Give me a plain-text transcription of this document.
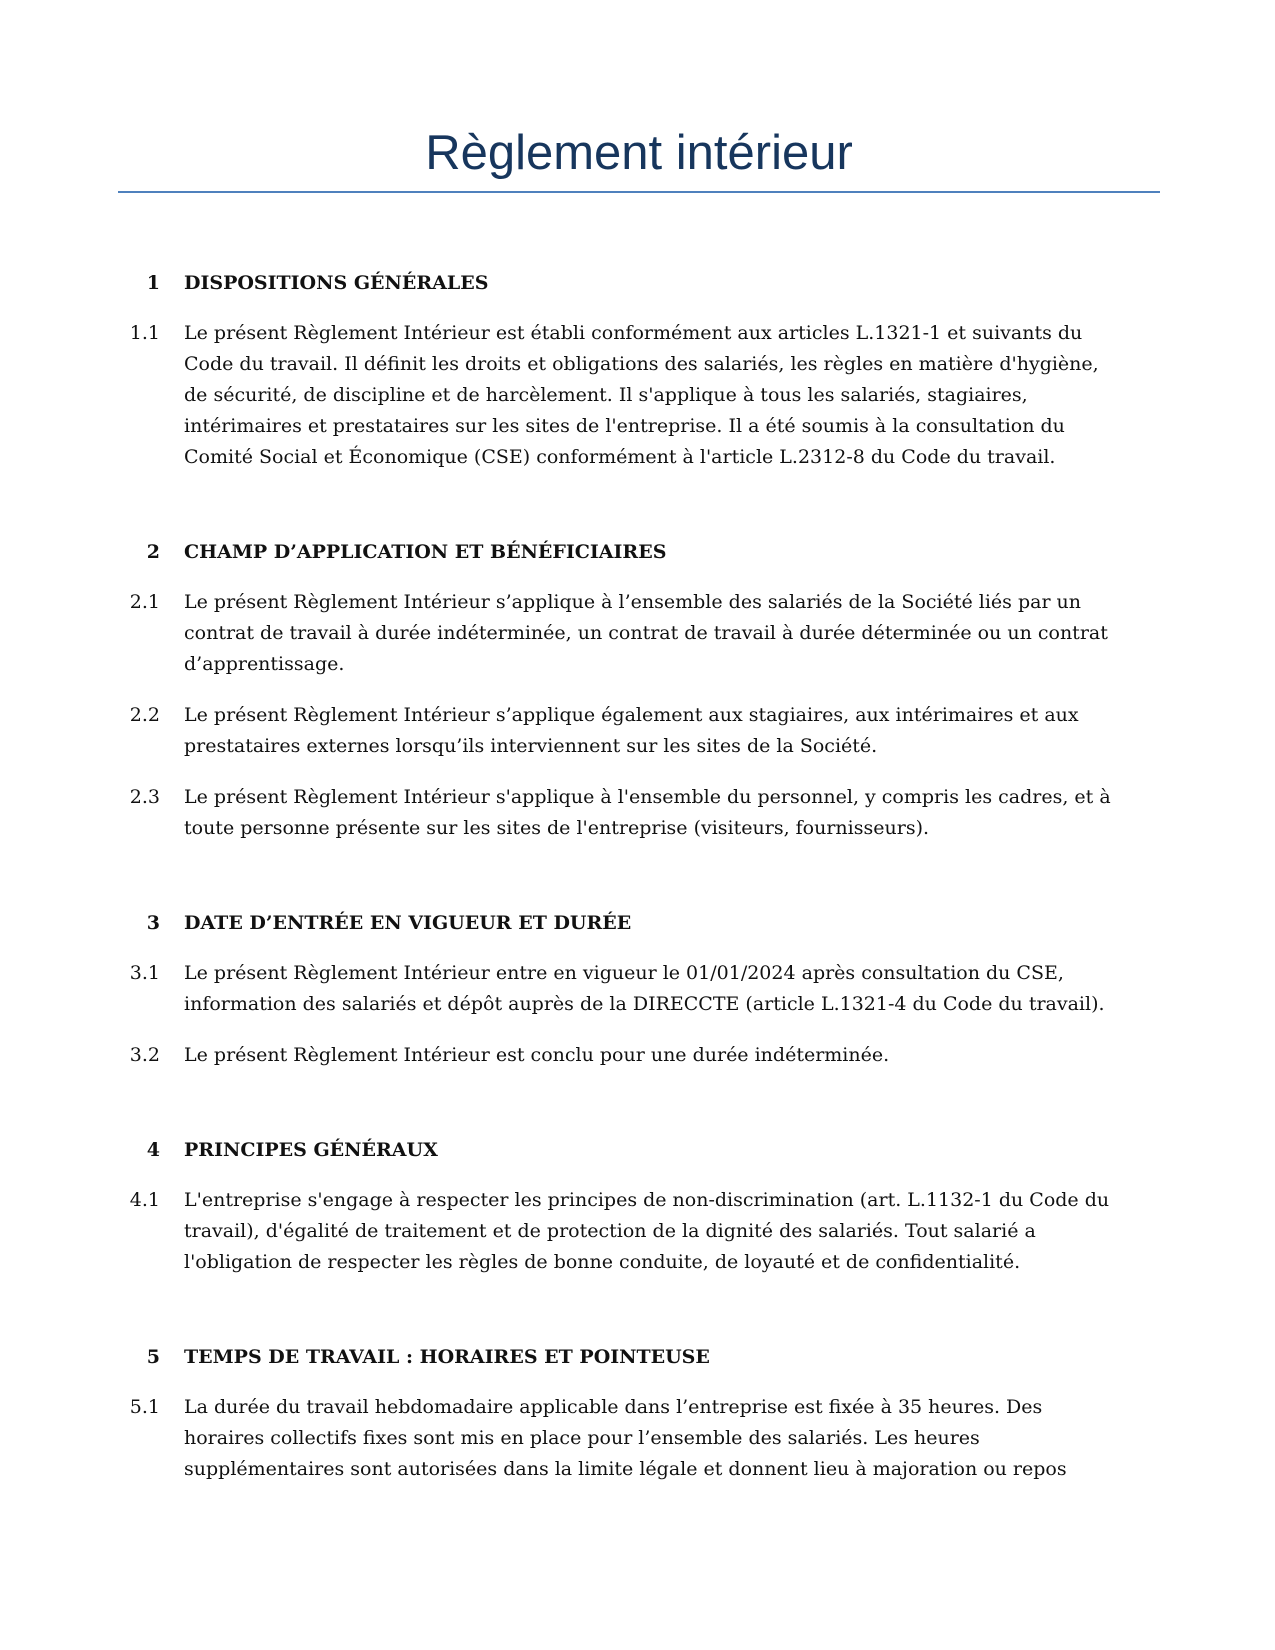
Règlement intérieur
1	DISPOSITIONS GÉNÉRALES
1.1	Le présent Règlement Intérieur est établi conformément aux articles L.1321-1 et suivants du Code du travail. Il définit les droits et obligations des salariés, les règles en matière d'hygiène, de sécurité, de discipline et de harcèlement. Il s'applique à tous les salariés, stagiaires, intérimaires et prestataires sur les sites de l'entreprise. Il a été soumis à la consultation du Comité Social et Économique (CSE) conformément à l'article L.2312-8 du Code du travail.
2	CHAMP D’APPLICATION ET BÉNÉFICIAIRES
2.1	Le présent Règlement Intérieur s’applique à l’ensemble des salariés de la Société liés par un contrat de travail à durée indéterminée, un contrat de travail à durée déterminée ou un contrat d’apprentissage.
2.2	Le présent Règlement Intérieur s’applique également aux stagiaires, aux intérimaires et aux prestataires externes lorsqu’ils interviennent sur les sites de la Société.
2.3	Le présent Règlement Intérieur s'applique à l'ensemble du personnel, y compris les cadres, et à toute personne présente sur les sites de l'entreprise (visiteurs, fournisseurs).
3	DATE D’ENTRÉE EN VIGUEUR ET DURÉE
3.1	Le présent Règlement Intérieur entre en vigueur le 01/01/2024 après consultation du CSE, information des salariés et dépôt auprès de la DIRECCTE (article L.1321-4 du Code du travail).
3.2	Le présent Règlement Intérieur est conclu pour une durée indéterminée.
4	PRINCIPES GÉNÉRAUX
4.1	L'entreprise s'engage à respecter les principes de non-discrimination (art. L.1132-1 du Code du travail), d'égalité de traitement et de protection de la dignité des salariés. Tout salarié a l'obligation de respecter les règles de bonne conduite, de loyauté et de confidentialité.
5	TEMPS DE TRAVAIL : HORAIRES ET POINTEUSE
5.1	La durée du travail hebdomadaire applicable dans l’entreprise est fixée à 35 heures. Des horaires collectifs fixes sont mis en place pour l’ensemble des salariés. Les heures supplémentaires sont autorisées dans la limite légale et donnent lieu à majoration ou repos
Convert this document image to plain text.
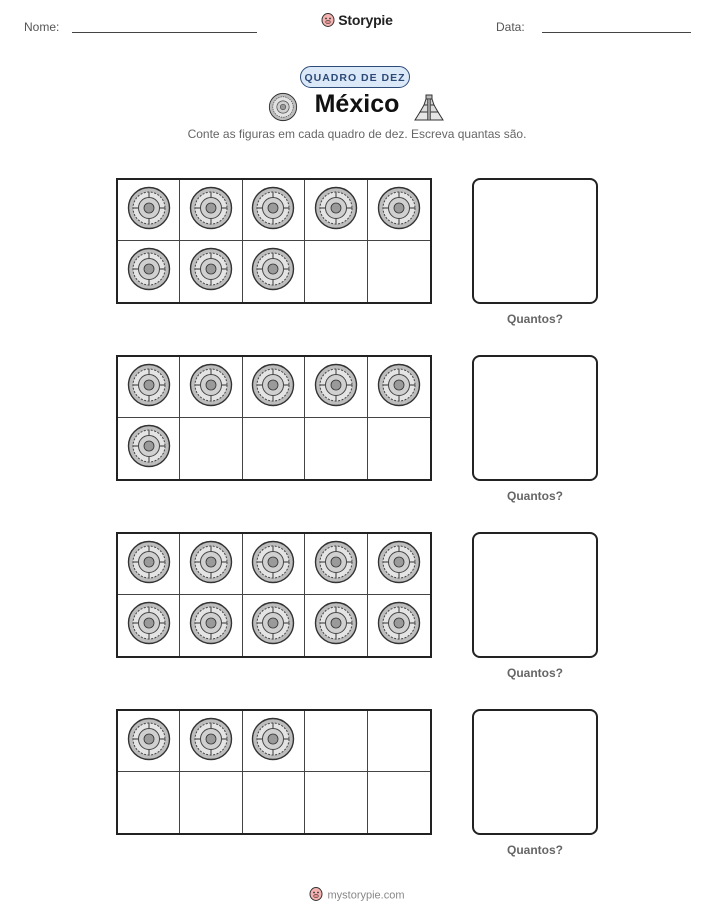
Nome:	Storypie	Data:
QUADRO DE DEZ
México
Conte as figuras em cada quadro de dez. Escreva quantas são.
Quantos?
Quantos?
Quantos?
Quantos?
mystorypie.com
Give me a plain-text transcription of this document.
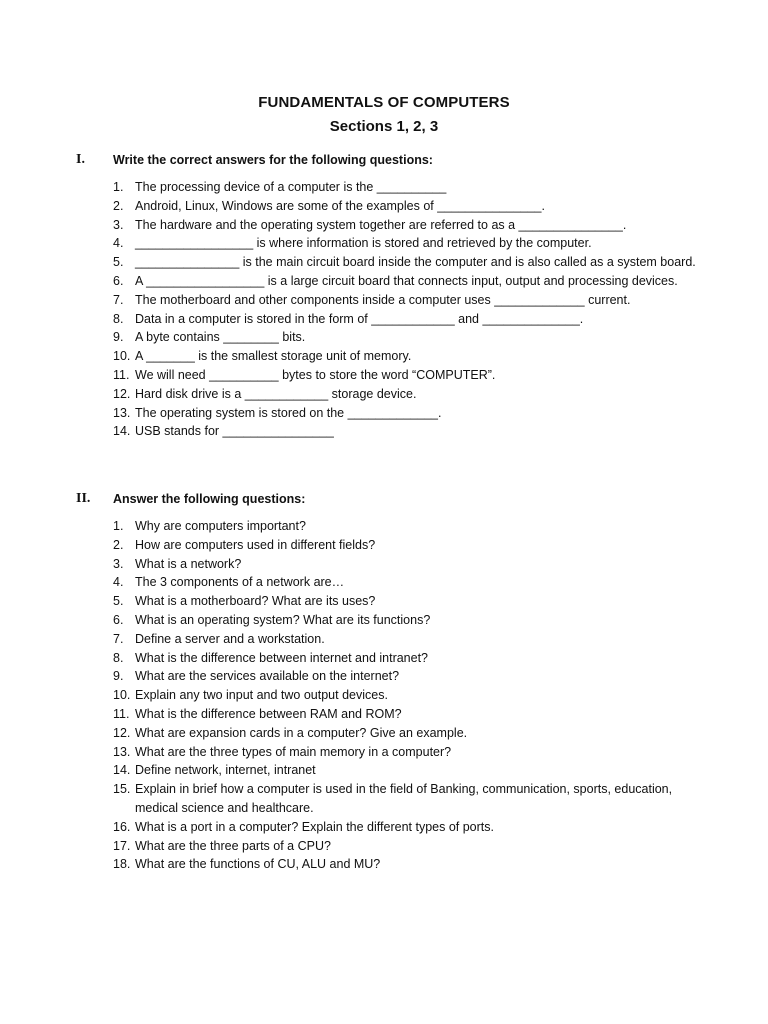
FUNDAMENTALS OF COMPUTERS
Sections 1, 2, 3
I. Write the correct answers for the following questions:
1. The processing device of a computer is the __________
2. Android, Linux, Windows are some of the examples of _______________.
3. The hardware and the operating system together are referred to as a _______________.
4. _________________ is where information is stored and retrieved by the computer.
5. _______________ is the main circuit board inside the computer and is also called as a system board.
6. A _________________ is a large circuit board that connects input, output and processing devices.
7. The motherboard and other components inside a computer uses _____________ current.
8. Data in a computer is stored in the form of ____________ and ______________.
9. A byte contains ________ bits.
10. A _______ is the smallest storage unit of memory.
11. We will need __________ bytes to store the word “COMPUTER”.
12. Hard disk drive is a ____________ storage device.
13. The operating system is stored on the _____________.
14. USB stands for ________________
II. Answer the following questions:
1. Why are computers important?
2. How are computers used in different fields?
3. What is a network?
4. The 3 components of a network are…
5. What is a motherboard? What are its uses?
6. What is an operating system? What are its functions?
7. Define a server and a workstation.
8. What is the difference between internet and intranet?
9. What are the services available on the internet?
10. Explain any two input and two output devices.
11. What is the difference between RAM and ROM?
12. What are expansion cards in a computer? Give an example.
13. What are the three types of main memory in a computer?
14. Define network, internet, intranet
15. Explain in brief how a computer is used in the field of Banking, communication, sports, education, medical science and healthcare.
16. What is a port in a computer? Explain the different types of ports.
17. What are the three parts of a CPU?
18. What are the functions of CU, ALU and MU?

*****

Exercise task: Say how many lines in the entries contain the string "used", and say nothing else.

Written response: 2